**STATED PROBLEM:**
Extract the listing below in full, unchanged.
----------
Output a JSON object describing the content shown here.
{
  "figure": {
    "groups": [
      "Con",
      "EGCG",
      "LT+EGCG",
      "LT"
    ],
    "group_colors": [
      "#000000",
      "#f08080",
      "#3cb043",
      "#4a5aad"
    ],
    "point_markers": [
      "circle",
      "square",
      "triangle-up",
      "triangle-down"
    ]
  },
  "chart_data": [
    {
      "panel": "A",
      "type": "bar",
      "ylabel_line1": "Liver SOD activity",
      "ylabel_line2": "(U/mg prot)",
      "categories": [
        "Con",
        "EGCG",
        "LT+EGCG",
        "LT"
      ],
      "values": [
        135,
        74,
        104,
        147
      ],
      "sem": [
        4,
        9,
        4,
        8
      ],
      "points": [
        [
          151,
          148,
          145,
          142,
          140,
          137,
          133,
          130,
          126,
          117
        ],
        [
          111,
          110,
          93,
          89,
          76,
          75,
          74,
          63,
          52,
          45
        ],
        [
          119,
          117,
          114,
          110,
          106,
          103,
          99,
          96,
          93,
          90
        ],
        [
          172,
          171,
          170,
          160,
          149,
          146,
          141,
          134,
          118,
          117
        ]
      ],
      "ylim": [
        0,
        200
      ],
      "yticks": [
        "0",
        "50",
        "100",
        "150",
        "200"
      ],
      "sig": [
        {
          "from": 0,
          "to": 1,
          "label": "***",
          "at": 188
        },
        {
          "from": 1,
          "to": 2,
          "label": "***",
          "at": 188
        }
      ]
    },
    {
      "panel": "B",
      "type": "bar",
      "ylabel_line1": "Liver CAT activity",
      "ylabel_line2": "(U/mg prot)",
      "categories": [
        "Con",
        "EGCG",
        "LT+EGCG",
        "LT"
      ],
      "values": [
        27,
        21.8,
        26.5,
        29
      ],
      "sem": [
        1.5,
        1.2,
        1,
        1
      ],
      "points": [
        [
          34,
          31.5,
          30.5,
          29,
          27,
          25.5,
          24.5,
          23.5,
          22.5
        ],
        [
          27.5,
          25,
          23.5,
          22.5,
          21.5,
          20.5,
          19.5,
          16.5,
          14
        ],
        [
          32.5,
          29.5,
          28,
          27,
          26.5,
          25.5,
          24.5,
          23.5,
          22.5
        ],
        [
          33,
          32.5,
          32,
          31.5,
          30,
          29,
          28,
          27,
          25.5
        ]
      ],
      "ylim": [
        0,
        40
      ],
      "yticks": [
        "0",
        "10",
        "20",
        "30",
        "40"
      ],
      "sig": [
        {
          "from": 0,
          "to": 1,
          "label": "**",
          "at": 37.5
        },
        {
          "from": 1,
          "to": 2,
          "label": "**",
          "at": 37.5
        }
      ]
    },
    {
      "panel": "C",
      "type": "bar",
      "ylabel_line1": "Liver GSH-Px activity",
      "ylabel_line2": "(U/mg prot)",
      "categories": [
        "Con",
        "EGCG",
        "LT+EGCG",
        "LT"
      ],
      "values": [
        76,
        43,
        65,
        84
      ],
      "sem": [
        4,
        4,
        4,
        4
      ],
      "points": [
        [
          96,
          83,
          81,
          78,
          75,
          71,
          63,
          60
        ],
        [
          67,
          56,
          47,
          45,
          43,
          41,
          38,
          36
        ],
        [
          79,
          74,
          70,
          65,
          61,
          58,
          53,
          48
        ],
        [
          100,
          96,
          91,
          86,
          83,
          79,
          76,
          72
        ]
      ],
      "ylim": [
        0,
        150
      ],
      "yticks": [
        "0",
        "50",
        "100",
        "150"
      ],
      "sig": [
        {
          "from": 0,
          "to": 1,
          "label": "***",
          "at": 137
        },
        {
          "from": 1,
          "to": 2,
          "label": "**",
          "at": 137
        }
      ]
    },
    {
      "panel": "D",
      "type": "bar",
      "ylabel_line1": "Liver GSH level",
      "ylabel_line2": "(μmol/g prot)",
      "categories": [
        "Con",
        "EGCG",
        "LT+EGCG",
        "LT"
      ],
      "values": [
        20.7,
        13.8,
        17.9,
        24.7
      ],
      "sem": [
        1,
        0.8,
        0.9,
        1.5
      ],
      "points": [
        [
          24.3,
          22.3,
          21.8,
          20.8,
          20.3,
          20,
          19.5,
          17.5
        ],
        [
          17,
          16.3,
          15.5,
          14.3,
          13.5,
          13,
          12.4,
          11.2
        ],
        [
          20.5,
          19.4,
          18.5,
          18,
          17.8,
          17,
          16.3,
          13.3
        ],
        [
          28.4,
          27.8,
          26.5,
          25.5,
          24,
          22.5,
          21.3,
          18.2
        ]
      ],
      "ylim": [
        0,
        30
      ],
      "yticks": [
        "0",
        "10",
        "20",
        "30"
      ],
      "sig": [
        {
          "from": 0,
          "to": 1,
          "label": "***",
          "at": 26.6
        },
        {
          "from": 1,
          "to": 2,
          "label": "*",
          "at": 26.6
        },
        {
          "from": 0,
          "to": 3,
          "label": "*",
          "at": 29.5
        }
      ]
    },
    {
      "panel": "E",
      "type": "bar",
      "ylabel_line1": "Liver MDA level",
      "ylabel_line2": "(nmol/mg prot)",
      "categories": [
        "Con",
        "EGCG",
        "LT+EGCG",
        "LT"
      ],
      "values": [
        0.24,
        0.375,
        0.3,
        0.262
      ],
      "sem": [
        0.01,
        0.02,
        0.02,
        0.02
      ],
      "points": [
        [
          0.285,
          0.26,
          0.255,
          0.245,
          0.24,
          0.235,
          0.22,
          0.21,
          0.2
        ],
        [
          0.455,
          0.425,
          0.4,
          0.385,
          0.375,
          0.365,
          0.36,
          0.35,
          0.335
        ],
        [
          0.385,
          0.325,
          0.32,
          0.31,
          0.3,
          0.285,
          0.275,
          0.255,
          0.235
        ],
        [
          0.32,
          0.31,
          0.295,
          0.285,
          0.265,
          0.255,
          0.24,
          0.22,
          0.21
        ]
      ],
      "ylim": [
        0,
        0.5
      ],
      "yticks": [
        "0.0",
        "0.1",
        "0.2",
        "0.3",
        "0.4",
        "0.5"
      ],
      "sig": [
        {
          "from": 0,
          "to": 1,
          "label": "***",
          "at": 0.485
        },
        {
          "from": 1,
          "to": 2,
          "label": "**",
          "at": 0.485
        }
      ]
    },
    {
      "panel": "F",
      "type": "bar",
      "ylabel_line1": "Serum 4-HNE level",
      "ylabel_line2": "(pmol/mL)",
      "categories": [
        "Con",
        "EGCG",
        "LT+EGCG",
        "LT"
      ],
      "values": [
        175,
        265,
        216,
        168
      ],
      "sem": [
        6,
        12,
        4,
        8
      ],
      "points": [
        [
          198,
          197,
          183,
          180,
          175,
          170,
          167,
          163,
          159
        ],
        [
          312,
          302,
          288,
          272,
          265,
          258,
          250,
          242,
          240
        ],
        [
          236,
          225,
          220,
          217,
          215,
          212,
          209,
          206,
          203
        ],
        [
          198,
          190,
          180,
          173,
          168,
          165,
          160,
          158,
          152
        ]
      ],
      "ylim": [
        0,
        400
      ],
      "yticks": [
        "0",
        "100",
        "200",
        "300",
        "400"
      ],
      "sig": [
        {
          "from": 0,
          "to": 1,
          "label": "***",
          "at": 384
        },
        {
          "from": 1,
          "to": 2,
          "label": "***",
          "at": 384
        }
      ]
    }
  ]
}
----------
**SOLUTION TO THIS EXERCISE:**
Output a JSON object describing the content shown here.
{
  "figure": {
    "groups": [
      "Con",
      "EGCG",
      "LT+EGCG",
      "LT"
    ],
    "group_colors": [
      "#000000",
      "#f08080",
      "#3cb043",
      "#4a5aad"
    ],
    "point_markers": [
      "circle",
      "square",
      "triangle-up",
      "triangle-down"
    ]
  },
  "chart_data": [
    {
      "panel": "A",
      "type": "bar",
      "ylabel_line1": "Liver SOD activity",
      "ylabel_line2": "(U/mg prot)",
      "categories": [
        "Con",
        "EGCG",
        "LT+EGCG",
        "LT"
      ],
      "values": [
        135,
        74,
        104,
        147
      ],
      "sem": [
        4,
        9,
        4,
        8
      ],
      "points": [
        [
          151,
          148,
          145,
          142,
          140,
          137,
          133,
          130,
          126,
          117
        ],
        [
          111,
          110,
          93,
          89,
          76,
          75,
          74,
          63,
          52,
          45
        ],
        [
          119,
          117,
          114,
          110,
          106,
          103,
          99,
          96,
          93,
          90
        ],
        [
          172,
          171,
          170,
          160,
          149,
          146,
          141,
          134,
          118,
          117
        ]
      ],
      "ylim": [
        0,
        200
      ],
      "yticks": [
        "0",
        "50",
        "100",
        "150",
        "200"
      ],
      "sig": [
        {
          "from": 0,
          "to": 1,
          "label": "***",
          "at": 188
        },
        {
          "from": 1,
          "to": 2,
          "label": "***",
          "at": 188
        }
      ]
    },
    {
      "panel": "B",
      "type": "bar",
      "ylabel_line1": "Liver CAT activity",
      "ylabel_line2": "(U/mg prot)",
      "categories": [
        "Con",
        "EGCG",
        "LT+EGCG",
        "LT"
      ],
      "values": [
        27,
        21.8,
        26.5,
        29
      ],
      "sem": [
        1.5,
        1.2,
        1,
        1
      ],
      "points": [
        [
          34,
          31.5,
          30.5,
          29,
          27,
          25.5,
          24.5,
          23.5,
          22.5
        ],
        [
          27.5,
          25,
          23.5,
          22.5,
          21.5,
          20.5,
          19.5,
          16.5,
          14
        ],
        [
          32.5,
          29.5,
          28,
          27,
          26.5,
          25.5,
          24.5,
          23.5,
          22.5
        ],
        [
          33,
          32.5,
          32,
          31.5,
          30,
          29,
          28,
          27,
          25.5
        ]
      ],
      "ylim": [
        0,
        40
      ],
      "yticks": [
        "0",
        "10",
        "20",
        "30",
        "40"
      ],
      "sig": [
        {
          "from": 0,
          "to": 1,
          "label": "**",
          "at": 37.5
        },
        {
          "from": 1,
          "to": 2,
          "label": "**",
          "at": 37.5
        }
      ]
    },
    {
      "panel": "C",
      "type": "bar",
      "ylabel_line1": "Liver GSH-Px activity",
      "ylabel_line2": "(U/mg prot)",
      "categories": [
        "Con",
        "EGCG",
        "LT+EGCG",
        "LT"
      ],
      "values": [
        76,
        43,
        65,
        84
      ],
      "sem": [
        4,
        4,
        4,
        4
      ],
      "points": [
        [
          96,
          83,
          81,
          78,
          75,
          71,
          63,
          60
        ],
        [
          67,
          56,
          47,
          45,
          43,
          41,
          38,
          36
        ],
        [
          79,
          74,
          70,
          65,
          61,
          58,
          53,
          48
        ],
        [
          100,
          96,
          91,
          86,
          83,
          79,
          76,
          72
        ]
      ],
      "ylim": [
        0,
        150
      ],
      "yticks": [
        "0",
        "50",
        "100",
        "150"
      ],
      "sig": [
        {
          "from": 0,
          "to": 1,
          "label": "***",
          "at": 137
        },
        {
          "from": 1,
          "to": 2,
          "label": "**",
          "at": 137
        }
      ]
    },
    {
      "panel": "D",
      "type": "bar",
      "ylabel_line1": "Liver GSH level",
      "ylabel_line2": "(μmol/g prot)",
      "categories": [
        "Con",
        "EGCG",
        "LT+EGCG",
        "LT"
      ],
      "values": [
        20.7,
        13.8,
        17.9,
        24.7
      ],
      "sem": [
        1,
        0.8,
        0.9,
        1.5
      ],
      "points": [
        [
          24.3,
          22.3,
          21.8,
          20.8,
          20.3,
          20,
          19.5,
          17.5
        ],
        [
          17,
          16.3,
          15.5,
          14.3,
          13.5,
          13,
          12.4,
          11.2
        ],
        [
          20.5,
          19.4,
          18.5,
          18,
          17.8,
          17,
          16.3,
          13.3
        ],
        [
          28.4,
          27.8,
          26.5,
          25.5,
          24,
          22.5,
          21.3,
          18.2
        ]
      ],
      "ylim": [
        0,
        30
      ],
      "yticks": [
        "0",
        "10",
        "20",
        "30"
      ],
      "sig": [
        {
          "from": 0,
          "to": 1,
          "label": "***",
          "at": 26.6
        },
        {
          "from": 1,
          "to": 2,
          "label": "*",
          "at": 26.6
        },
        {
          "from": 0,
          "to": 3,
          "label": "*",
          "at": 29.5
        }
      ]
    },
    {
      "panel": "E",
      "type": "bar",
      "ylabel_line1": "Liver MDA level",
      "ylabel_line2": "(nmol/mg prot)",
      "categories": [
        "Con",
        "EGCG",
        "LT+EGCG",
        "LT"
      ],
      "values": [
        0.24,
        0.375,
        0.3,
        0.262
      ],
      "sem": [
        0.01,
        0.02,
        0.02,
        0.02
      ],
      "points": [
        [
          0.285,
          0.26,
          0.255,
          0.245,
          0.24,
          0.235,
          0.22,
          0.21,
          0.2
        ],
        [
          0.455,
          0.425,
          0.4,
          0.385,
          0.375,
          0.365,
          0.36,
          0.35,
          0.335
        ],
        [
          0.385,
          0.325,
          0.32,
          0.31,
          0.3,
          0.285,
          0.275,
          0.255,
          0.235
        ],
        [
          0.32,
          0.31,
          0.295,
          0.285,
          0.265,
          0.255,
          0.24,
          0.22,
          0.21
        ]
      ],
      "ylim": [
        0,
        0.5
      ],
      "yticks": [
        "0.0",
        "0.1",
        "0.2",
        "0.3",
        "0.4",
        "0.5"
      ],
      "sig": [
        {
          "from": 0,
          "to": 1,
          "label": "***",
          "at": 0.485
        },
        {
          "from": 1,
          "to": 2,
          "label": "**",
          "at": 0.485
        }
      ]
    },
    {
      "panel": "F",
      "type": "bar",
      "ylabel_line1": "Serum 4-HNE level",
      "ylabel_line2": "(pmol/mL)",
      "categories": [
        "Con",
        "EGCG",
        "LT+EGCG",
        "LT"
      ],
      "values": [
        175,
        265,
        216,
        168
      ],
      "sem": [
        6,
        12,
        4,
        8
      ],
      "points": [
        [
          198,
          197,
          183,
          180,
          175,
          170,
          167,
          163,
          159
        ],
        [
          312,
          302,
          288,
          272,
          265,
          258,
          250,
          242,
          240
        ],
        [
          236,
          225,
          220,
          217,
          215,
          212,
          209,
          206,
          203
        ],
        [
          198,
          190,
          180,
          173,
          168,
          165,
          160,
          158,
          152
        ]
      ],
      "ylim": [
        0,
        400
      ],
      "yticks": [
        "0",
        "100",
        "200",
        "300",
        "400"
      ],
      "sig": [
        {
          "from": 0,
          "to": 1,
          "label": "***",
          "at": 384
        },
        {
          "from": 1,
          "to": 2,
          "label": "***",
          "at": 384
        }
      ]
    }
  ]
}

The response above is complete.